● **Information shown**
Content starts

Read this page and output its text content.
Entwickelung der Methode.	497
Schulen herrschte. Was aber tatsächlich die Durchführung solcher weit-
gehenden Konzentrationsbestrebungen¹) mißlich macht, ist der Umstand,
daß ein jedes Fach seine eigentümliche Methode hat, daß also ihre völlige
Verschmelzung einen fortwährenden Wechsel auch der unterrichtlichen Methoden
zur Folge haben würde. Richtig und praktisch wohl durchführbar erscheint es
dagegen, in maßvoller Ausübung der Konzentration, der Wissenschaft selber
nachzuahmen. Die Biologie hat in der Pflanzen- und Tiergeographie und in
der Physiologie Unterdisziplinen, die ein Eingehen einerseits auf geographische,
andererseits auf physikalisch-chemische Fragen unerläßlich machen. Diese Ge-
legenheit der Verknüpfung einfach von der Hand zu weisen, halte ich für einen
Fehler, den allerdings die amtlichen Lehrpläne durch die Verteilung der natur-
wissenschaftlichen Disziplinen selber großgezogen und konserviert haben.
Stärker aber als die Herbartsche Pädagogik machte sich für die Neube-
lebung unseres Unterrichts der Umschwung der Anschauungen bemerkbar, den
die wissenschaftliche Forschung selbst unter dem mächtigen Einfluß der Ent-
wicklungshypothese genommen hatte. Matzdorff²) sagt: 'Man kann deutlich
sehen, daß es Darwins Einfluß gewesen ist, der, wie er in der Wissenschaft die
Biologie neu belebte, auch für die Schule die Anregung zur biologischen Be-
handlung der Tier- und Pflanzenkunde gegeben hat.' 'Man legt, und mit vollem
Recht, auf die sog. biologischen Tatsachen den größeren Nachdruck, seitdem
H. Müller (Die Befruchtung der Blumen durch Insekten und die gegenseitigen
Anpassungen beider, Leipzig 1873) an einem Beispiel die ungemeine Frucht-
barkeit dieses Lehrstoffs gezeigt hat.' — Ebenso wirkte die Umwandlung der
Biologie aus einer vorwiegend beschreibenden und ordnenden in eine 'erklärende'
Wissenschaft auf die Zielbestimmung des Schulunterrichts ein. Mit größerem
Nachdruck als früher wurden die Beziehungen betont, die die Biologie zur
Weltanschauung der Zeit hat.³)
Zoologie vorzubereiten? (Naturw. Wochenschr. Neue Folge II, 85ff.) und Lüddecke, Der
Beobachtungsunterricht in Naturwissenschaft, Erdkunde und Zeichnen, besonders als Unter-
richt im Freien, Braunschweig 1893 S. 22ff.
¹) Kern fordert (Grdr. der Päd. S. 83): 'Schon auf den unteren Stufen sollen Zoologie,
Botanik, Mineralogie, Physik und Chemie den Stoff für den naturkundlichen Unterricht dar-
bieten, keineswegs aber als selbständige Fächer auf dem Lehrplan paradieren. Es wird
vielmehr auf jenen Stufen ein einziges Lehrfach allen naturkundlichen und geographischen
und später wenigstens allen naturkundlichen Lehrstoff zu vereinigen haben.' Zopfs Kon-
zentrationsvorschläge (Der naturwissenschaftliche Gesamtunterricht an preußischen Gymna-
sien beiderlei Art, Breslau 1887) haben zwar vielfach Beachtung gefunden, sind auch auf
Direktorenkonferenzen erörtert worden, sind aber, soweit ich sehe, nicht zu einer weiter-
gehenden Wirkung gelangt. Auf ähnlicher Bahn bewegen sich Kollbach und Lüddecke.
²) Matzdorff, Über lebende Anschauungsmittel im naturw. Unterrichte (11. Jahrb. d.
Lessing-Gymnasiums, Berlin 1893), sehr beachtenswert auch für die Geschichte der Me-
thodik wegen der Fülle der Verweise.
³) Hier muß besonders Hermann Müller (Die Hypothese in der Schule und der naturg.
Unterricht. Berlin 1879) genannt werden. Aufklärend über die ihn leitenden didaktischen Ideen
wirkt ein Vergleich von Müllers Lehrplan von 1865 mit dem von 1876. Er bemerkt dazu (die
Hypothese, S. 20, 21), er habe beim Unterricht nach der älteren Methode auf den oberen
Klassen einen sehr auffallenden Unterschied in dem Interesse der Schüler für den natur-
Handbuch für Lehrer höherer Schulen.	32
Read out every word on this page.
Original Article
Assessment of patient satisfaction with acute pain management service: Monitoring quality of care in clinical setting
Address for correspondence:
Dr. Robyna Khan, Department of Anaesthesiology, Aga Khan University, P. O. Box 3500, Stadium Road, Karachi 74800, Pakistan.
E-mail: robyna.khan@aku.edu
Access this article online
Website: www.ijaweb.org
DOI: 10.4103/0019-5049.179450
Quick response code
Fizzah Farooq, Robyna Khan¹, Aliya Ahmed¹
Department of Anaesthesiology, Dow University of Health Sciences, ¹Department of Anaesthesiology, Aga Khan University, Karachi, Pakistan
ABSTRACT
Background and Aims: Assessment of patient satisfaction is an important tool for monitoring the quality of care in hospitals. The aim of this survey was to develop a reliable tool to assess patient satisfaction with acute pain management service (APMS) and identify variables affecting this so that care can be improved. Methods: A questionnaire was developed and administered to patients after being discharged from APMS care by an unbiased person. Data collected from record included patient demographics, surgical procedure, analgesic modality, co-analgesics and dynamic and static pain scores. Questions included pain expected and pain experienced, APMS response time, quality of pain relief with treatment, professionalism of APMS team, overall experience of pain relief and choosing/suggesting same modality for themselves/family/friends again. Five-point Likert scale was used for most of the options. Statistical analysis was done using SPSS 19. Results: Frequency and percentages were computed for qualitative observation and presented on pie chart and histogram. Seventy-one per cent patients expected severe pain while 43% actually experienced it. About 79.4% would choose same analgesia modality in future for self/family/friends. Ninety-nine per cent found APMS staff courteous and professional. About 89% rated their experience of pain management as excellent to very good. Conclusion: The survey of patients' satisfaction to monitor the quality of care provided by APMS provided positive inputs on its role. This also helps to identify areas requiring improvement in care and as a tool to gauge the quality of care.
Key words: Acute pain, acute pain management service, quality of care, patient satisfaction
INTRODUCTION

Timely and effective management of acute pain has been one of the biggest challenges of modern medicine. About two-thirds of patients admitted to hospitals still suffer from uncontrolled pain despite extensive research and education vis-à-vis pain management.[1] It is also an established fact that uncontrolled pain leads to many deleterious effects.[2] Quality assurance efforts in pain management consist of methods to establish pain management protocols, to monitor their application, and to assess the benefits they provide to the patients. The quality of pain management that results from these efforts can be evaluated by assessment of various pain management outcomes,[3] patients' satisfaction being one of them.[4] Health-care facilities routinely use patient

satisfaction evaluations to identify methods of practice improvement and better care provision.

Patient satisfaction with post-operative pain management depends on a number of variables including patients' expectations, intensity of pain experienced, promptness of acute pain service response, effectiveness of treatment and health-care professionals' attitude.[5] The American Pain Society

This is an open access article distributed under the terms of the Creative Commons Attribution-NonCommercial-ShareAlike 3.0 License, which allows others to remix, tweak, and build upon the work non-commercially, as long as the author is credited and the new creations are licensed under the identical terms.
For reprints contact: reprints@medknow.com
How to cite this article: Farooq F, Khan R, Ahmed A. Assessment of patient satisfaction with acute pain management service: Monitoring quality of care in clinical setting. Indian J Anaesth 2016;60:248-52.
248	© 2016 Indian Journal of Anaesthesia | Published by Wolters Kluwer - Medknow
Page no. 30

Content ends

● **The problem**
Would you restate the material word for word, leaving nothing out?

● **Solution to this problem**
Read this page and output its text content.
Entwickelung der Methode.	497
Schulen herrschte. Was aber tatsächlich die Durchführung solcher weit-
gehenden Konzentrationsbestrebungen¹) mißlich macht, ist der Umstand,
daß ein jedes Fach seine eigentümliche Methode hat, daß also ihre völlige
Verschmelzung einen fortwährenden Wechsel auch der unterrichtlichen Methoden
zur Folge haben würde. Richtig und praktisch wohl durchführbar erscheint es
dagegen, in maßvoller Ausübung der Konzentration, der Wissenschaft selber
nachzuahmen. Die Biologie hat in der Pflanzen- und Tiergeographie und in
der Physiologie Unterdisziplinen, die ein Eingehen einerseits auf geographische,
andererseits auf physikalisch-chemische Fragen unerläßlich machen. Diese Ge-
legenheit der Verknüpfung einfach von der Hand zu weisen, halte ich für einen
Fehler, den allerdings die amtlichen Lehrpläne durch die Verteilung der natur-
wissenschaftlichen Disziplinen selber großgezogen und konserviert haben.
Stärker aber als die Herbartsche Pädagogik machte sich für die Neube-
lebung unseres Unterrichts der Umschwung der Anschauungen bemerkbar, den
die wissenschaftliche Forschung selbst unter dem mächtigen Einfluß der Ent-
wicklungshypothese genommen hatte. Matzdorff²) sagt: 'Man kann deutlich
sehen, daß es Darwins Einfluß gewesen ist, der, wie er in der Wissenschaft die
Biologie neu belebte, auch für die Schule die Anregung zur biologischen Be-
handlung der Tier- und Pflanzenkunde gegeben hat.' 'Man legt, und mit vollem
Recht, auf die sog. biologischen Tatsachen den größeren Nachdruck, seitdem
H. Müller (Die Befruchtung der Blumen durch Insekten und die gegenseitigen
Anpassungen beider, Leipzig 1873) an einem Beispiel die ungemeine Frucht-
barkeit dieses Lehrstoffs gezeigt hat.' — Ebenso wirkte die Umwandlung der
Biologie aus einer vorwiegend beschreibenden und ordnenden in eine 'erklärende'
Wissenschaft auf die Zielbestimmung des Schulunterrichts ein. Mit größerem
Nachdruck als früher wurden die Beziehungen betont, die die Biologie zur
Weltanschauung der Zeit hat.³)
Zoologie vorzubereiten? (Naturw. Wochenschr. Neue Folge II, 85ff.) und Lüddecke, Der
Beobachtungsunterricht in Naturwissenschaft, Erdkunde und Zeichnen, besonders als Unter-
richt im Freien, Braunschweig 1893 S. 22ff.
¹) Kern fordert (Grdr. der Päd. S. 83): 'Schon auf den unteren Stufen sollen Zoologie,
Botanik, Mineralogie, Physik und Chemie den Stoff für den naturkundlichen Unterricht dar-
bieten, keineswegs aber als selbständige Fächer auf dem Lehrplan paradieren. Es wird
vielmehr auf jenen Stufen ein einziges Lehrfach allen naturkundlichen und geographischen
und später wenigstens allen naturkundlichen Lehrstoff zu vereinigen haben.' Zopfs Kon-
zentrationsvorschläge (Der naturwissenschaftliche Gesamtunterricht an preußischen Gymna-
sien beiderlei Art, Breslau 1887) haben zwar vielfach Beachtung gefunden, sind auch auf
Direktorenkonferenzen erörtert worden, sind aber, soweit ich sehe, nicht zu einer weiter-
gehenden Wirkung gelangt. Auf ähnlicher Bahn bewegen sich Kollbach und Lüddecke.
²) Matzdorff, Über lebende Anschauungsmittel im naturw. Unterrichte (11. Jahrb. d.
Lessing-Gymnasiums, Berlin 1893), sehr beachtenswert auch für die Geschichte der Me-
thodik wegen der Fülle der Verweise.
³) Hier muß besonders Hermann Müller (Die Hypothese in der Schule und der naturg.
Unterricht. Berlin 1879) genannt werden. Aufklärend über die ihn leitenden didaktischen Ideen
wirkt ein Vergleich von Müllers Lehrplan von 1865 mit dem von 1876. Er bemerkt dazu (die
Hypothese, S. 20, 21), er habe beim Unterricht nach der älteren Methode auf den oberen
Klassen einen sehr auffallenden Unterschied in dem Interesse der Schüler für den natur-
Handbuch für Lehrer höherer Schulen.	32
Read out every word on this page.
Original Article
Assessment of patient satisfaction with acute pain management service: Monitoring quality of care in clinical setting
Address for correspondence:
Dr. Robyna Khan, Department of Anaesthesiology, Aga Khan University, P. O. Box 3500, Stadium Road, Karachi 74800, Pakistan.
E-mail: robyna.khan@aku.edu
Access this article online
Website: www.ijaweb.org
DOI: 10.4103/0019-5049.179450
Quick response code
Fizzah Farooq, Robyna Khan¹, Aliya Ahmed¹
Department of Anaesthesiology, Dow University of Health Sciences, ¹Department of Anaesthesiology, Aga Khan University, Karachi, Pakistan
ABSTRACT
Background and Aims: Assessment of patient satisfaction is an important tool for monitoring the quality of care in hospitals. The aim of this survey was to develop a reliable tool to assess patient satisfaction with acute pain management service (APMS) and identify variables affecting this so that care can be improved. Methods: A questionnaire was developed and administered to patients after being discharged from APMS care by an unbiased person. Data collected from record included patient demographics, surgical procedure, analgesic modality, co-analgesics and dynamic and static pain scores. Questions included pain expected and pain experienced, APMS response time, quality of pain relief with treatment, professionalism of APMS team, overall experience of pain relief and choosing/suggesting same modality for themselves/family/friends again. Five-point Likert scale was used for most of the options. Statistical analysis was done using SPSS 19. Results: Frequency and percentages were computed for qualitative observation and presented on pie chart and histogram. Seventy-one per cent patients expected severe pain while 43% actually experienced it. About 79.4% would choose same analgesia modality in future for self/family/friends. Ninety-nine per cent found APMS staff courteous and professional. About 89% rated their experience of pain management as excellent to very good. Conclusion: The survey of patients' satisfaction to monitor the quality of care provided by APMS provided positive inputs on its role. This also helps to identify areas requiring improvement in care and as a tool to gauge the quality of care.
Key words: Acute pain, acute pain management service, quality of care, patient satisfaction
INTRODUCTION

Timely and effective management of acute pain has been one of the biggest challenges of modern medicine. About two-thirds of patients admitted to hospitals still suffer from uncontrolled pain despite extensive research and education vis-à-vis pain management.[1] It is also an established fact that uncontrolled pain leads to many deleterious effects.[2] Quality assurance efforts in pain management consist of methods to establish pain management protocols, to monitor their application, and to assess the benefits they provide to the patients. The quality of pain management that results from these efforts can be evaluated by assessment of various pain management outcomes,[3] patients' satisfaction being one of them.[4] Health-care facilities routinely use patient

satisfaction evaluations to identify methods of practice improvement and better care provision.

Patient satisfaction with post-operative pain management depends on a number of variables including patients' expectations, intensity of pain experienced, promptness of acute pain service response, effectiveness of treatment and health-care professionals' attitude.[5] The American Pain Society

This is an open access article distributed under the terms of the Creative Commons Attribution-NonCommercial-ShareAlike 3.0 License, which allows others to remix, tweak, and build upon the work non-commercially, as long as the author is credited and the new creations are licensed under the identical terms.
For reprints contact: reprints@medknow.com
How to cite this article: Farooq F, Khan R, Ahmed A. Assessment of patient satisfaction with acute pain management service: Monitoring quality of care in clinical setting. Indian J Anaesth 2016;60:248-52.
248	© 2016 Indian Journal of Anaesthesia | Published by Wolters Kluwer - Medknow
Page no. 30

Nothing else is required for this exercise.